* WORK INSTRUCTIONS *
Work out the number of lines in the records that include the word "values"; reply with that number alone.
■ ■ ■ ■
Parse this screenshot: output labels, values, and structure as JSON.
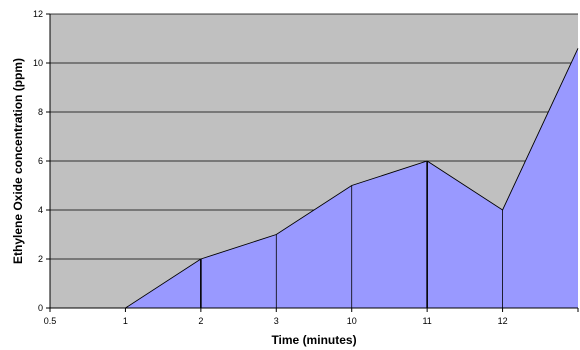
{
  "chart_data": {
    "type": "area",
    "categories": [
      "0.5",
      "1",
      "2",
      "3",
      "10",
      "11",
      "12",
      ""
    ],
    "values": [
      0,
      0,
      2,
      3,
      5,
      6,
      4,
      10.6
    ],
    "xlabel": "Time (minutes)",
    "ylabel": "Ethylene Oxide concentration (ppm)",
    "ylim": [
      0,
      12
    ],
    "yticks": [
      0,
      2,
      4,
      6,
      8,
      10,
      12
    ],
    "grid": true,
    "legend": "none",
    "colors": {
      "plot_background": "#c0c0c0",
      "area_fill": "#9999ff",
      "line": "#000000",
      "gridline": "#000000"
    }
  }
}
■ ■ ■ ■
* RESPONSE TO THIS TASK *
2